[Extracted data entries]

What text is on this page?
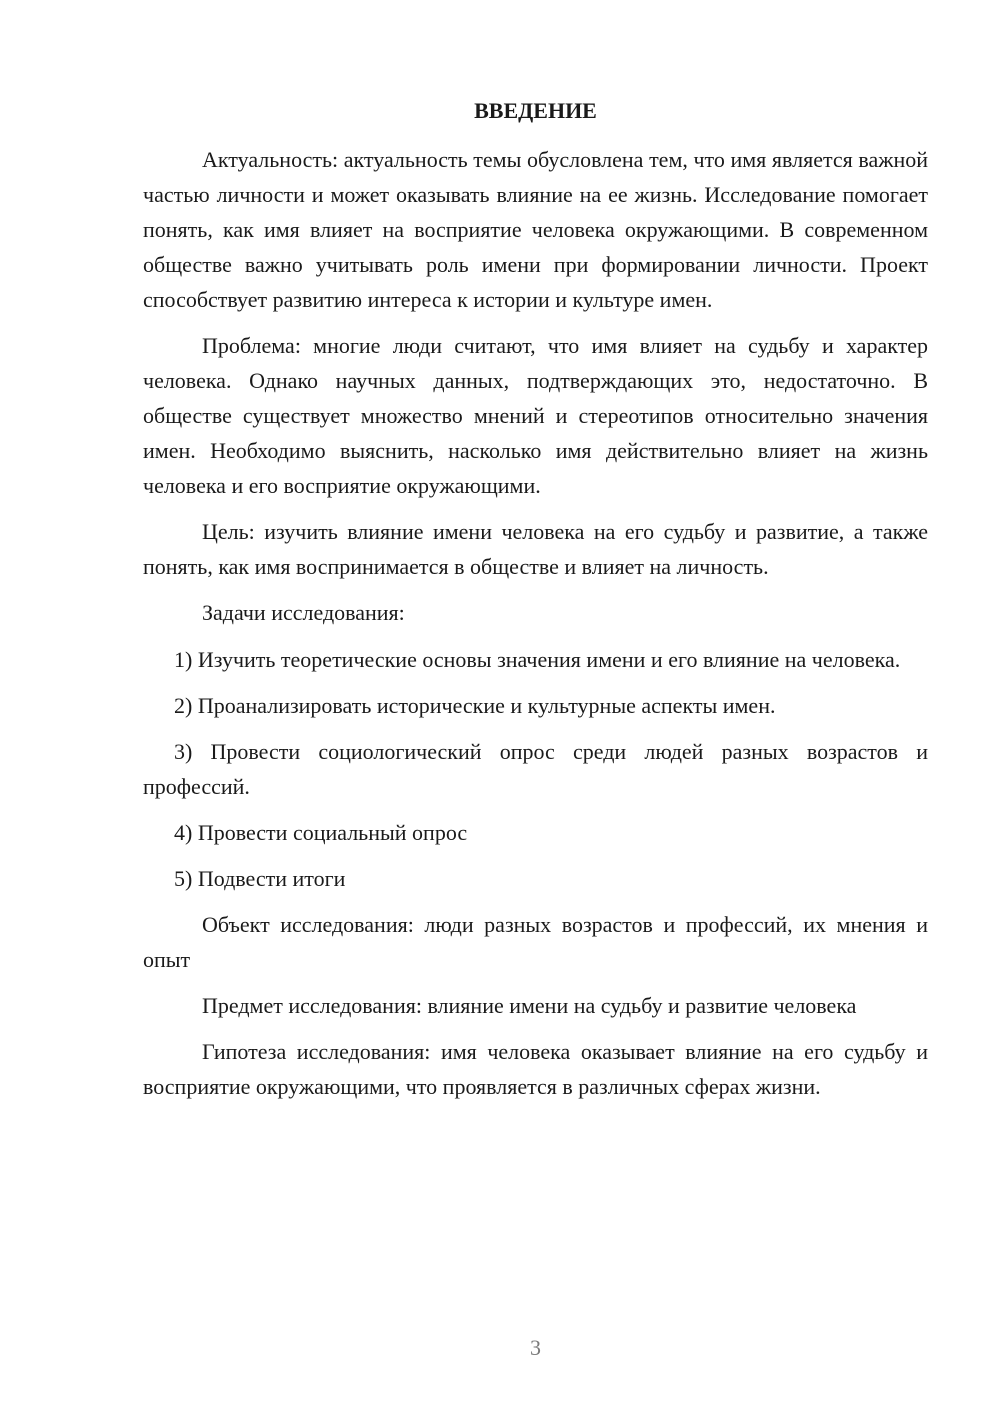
ВВЕДЕНИЕ

Актуальность: актуальность темы обусловлена тем, что имя является важной частью личности и может оказывать влияние на ее жизнь. Исследование помогает понять, как имя влияет на восприятие человека окружающими. В современном обществе важно учитывать роль имени при формировании личности. Проект способствует развитию интереса к истории и культуре имен.

Проблема: многие люди считают, что имя влияет на судьбу и характер человека. Однако научных данных, подтверждающих это, недостаточно. В обществе существует множество мнений и стереотипов относительно значения имен. Необходимо выяснить, насколько имя действительно влияет на жизнь человека и его восприятие окружающими.

Цель: изучить влияние имени человека на его судьбу и развитие, а также понять, как имя воспринимается в обществе и влияет на личность.

Задачи исследования:

1) Изучить теоретические основы значения имени и его влияние на человека.

2) Проанализировать исторические и культурные аспекты имен.

3) Провести социологический опрос среди людей разных возрастов и профессий.

4) Провести социальный опрос

5) Подвести итоги

Объект исследования: люди разных возрастов и профессий, их мнения и опыт

Предмет исследования: влияние имени на судьбу и развитие человека

Гипотеза исследования: имя человека оказывает влияние на его судьбу и восприятие окружающими, что проявляется в различных сферах жизни.

3
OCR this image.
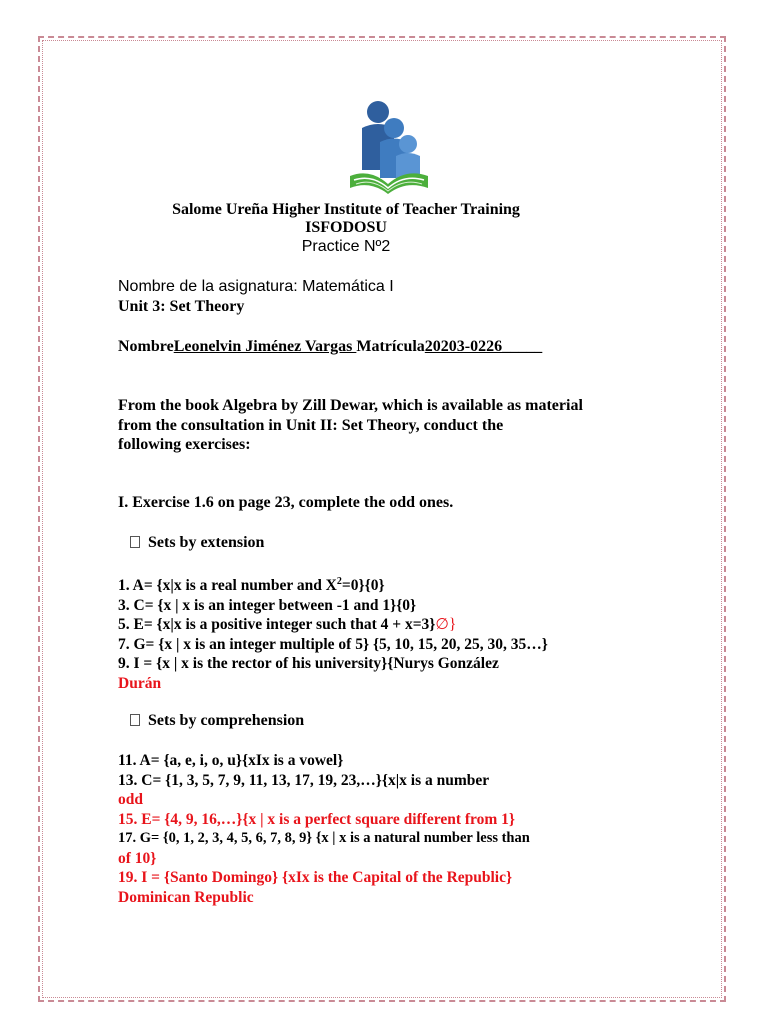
Salome Ureña Higher Institute of Teacher Training
ISFODOSU
Practice Nº2
Nombre de la asignatura: Matemática I
Unit 3: Set Theory
NombreLeonelvin Jiménez Vargas Matrícula20203-0226_____
From the book Algebra by Zill Dewar, which is available as material
from the consultation in Unit II: Set Theory, conduct the
following exercises:
I. Exercise 1.6 on page 23, complete the odd ones.
Sets by extension
1. A= {x|x is a real number and $X^2=0\}\{0\}$
3. C= {x | x is an integer between -1 and 1}{0}
5. E= {x|x is a positive integer such that 4 + x=3}∅}
7. G= {x | x is an integer multiple of 5} {5, 10, 15, 20, 25, 30, 35…}
9. I = {x | x is the rector of his university}{Nurys González
Durán
Sets by comprehension
11. A= {a, e, i, o, u}{xIx is a vowel}
13. C= {1, 3, 5, 7, 9, 11, 13, 17, 19, 23,…}{x|x is a number
odd
15. E= {4, 9, 16,…}{x | x is a perfect square different from 1}
17. G= {0, 1, 2, 3, 4, 5, 6, 7, 8, 9} {x | x is a natural number less than
of 10}
19. I = {Santo Domingo} {xIx is the Capital of the Republic}
Dominican Republic
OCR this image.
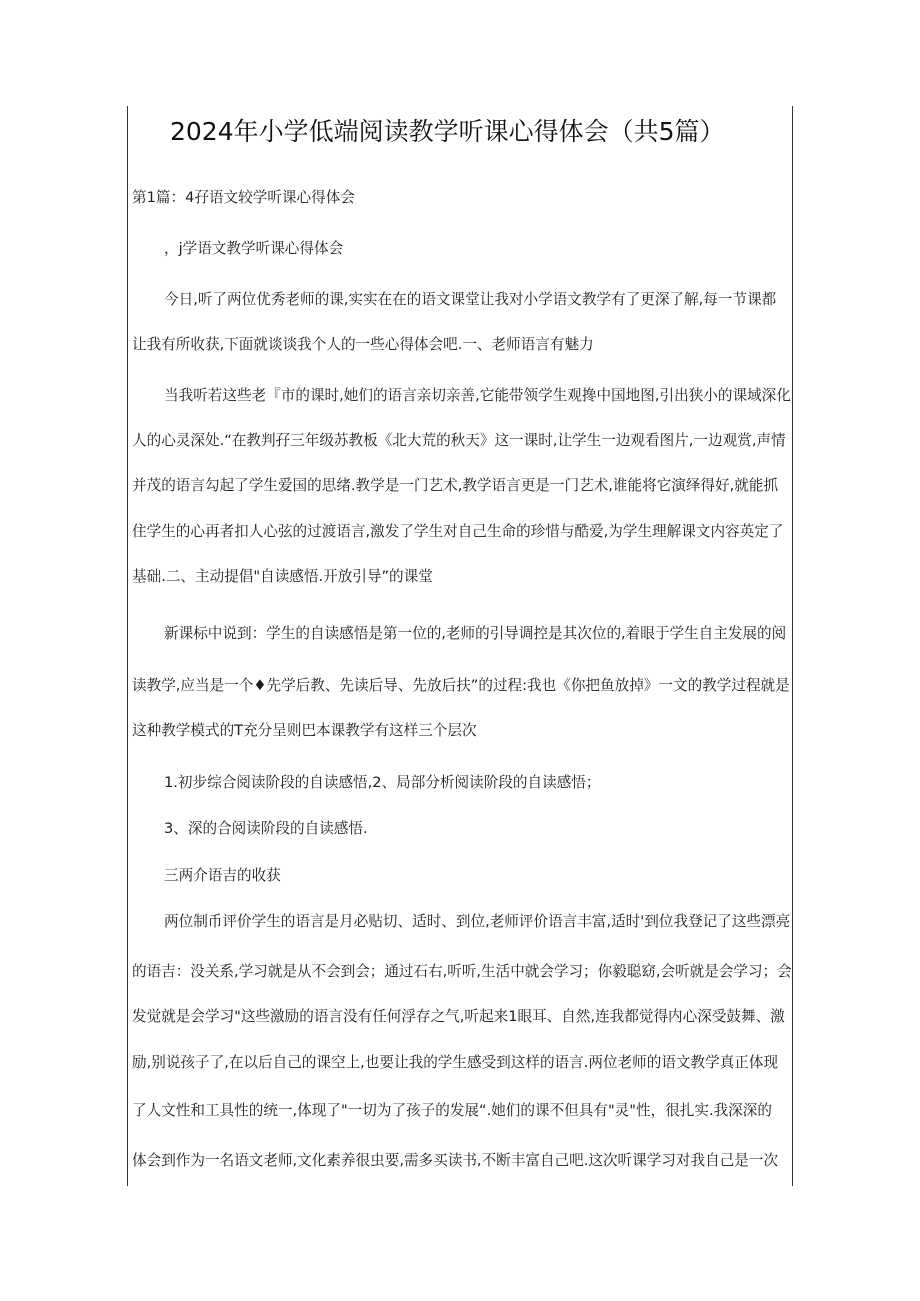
2024年小学低端阅读教学听课心得体会（共5篇）
第1篇：4孖语文较学听课心得体会
，j学语文教学听课心得体会
今日,听了两位优秀老师的课,实实在在的语文课堂让我对小学语文教学有了更深了解,每一节课都
让我有所收获,下面就谈谈我个人的一些心得体会吧.一、老师语言有魅力
当我听若这些老『市的课时,她们的语言亲切亲善,它能带领学生观搀中国地图,引出狭小的课域深化
人的心灵深处.“在教判孖三年级苏教板《北大荒的秋天》这一课时,让学生一边观看图片,一边观赏,声情
并茂的语言勾起了学生爱国的思绪.教学是一门艺术,教学语言更是一门艺术,谁能将它演绎得好,就能抓
住学生的心再者扣人心弦的过渡语言,激发了学生对自己生命的珍惜与酷爱,为学生理解课文内容英定了
基础.二、主动提倡"自读感悟.开放引导”的课堂
新课标中说到：学生的自读感悟是第一位的,老师的引导调控是其次位的,着眼于学生自主发展的阅
读教学,应当是一个♦先学后教、先读后导、先放后扶”的过程:我也《你把鱼放掉》一文的教学过程就是
这种教学模式的T充分呈则巴本课教学有这样三个层次
1.初步综合阅读阶段的自读感悟,2、局部分析阅读阶段的自读感悟；
3、深的合阅读阶段的自读感悟.
三两介语吉的收获
两位制币评价学生的语言是月必贴切、适时、到位,老师评价语言丰富,适时'到位我登记了这些漂亮
的语吉：没关系,学习就是从不会到会；通过石右,听听,生活中就会学习；你毅聪窈,会听就是会学习；会
发觉就是会学习"这些激励的语言没有任何浮存之气,听起来1眼耳、自然,连我都觉得内心深受鼓舞、激
励,别说孩子了,在以后自己的课空上,也要让我的学生感受到这样的语言.两位老师的语文教学真正体现
了人文性和工具性的统一,体现了"一切为了孩子的发展“.她们的课不但具有"灵"性，很扎实.我深深的
体会到作为一名语文老师,文化素养很虫要,需多买读书,不断丰富自己吧.这次听课学习对我自己是一次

Written exercise:
From the data, collect all lines where the string "number" appears.

Solved exercise:
1. A= {x|x is a real number and $X^2=0\}\{0\}$
13. C= {1, 3, 5, 7, 9, 11, 13, 17, 19, 23,…}{x|x is a number
17. G= {0, 1, 2, 3, 4, 5, 6, 7, 8, 9} {x | x is a natural number less than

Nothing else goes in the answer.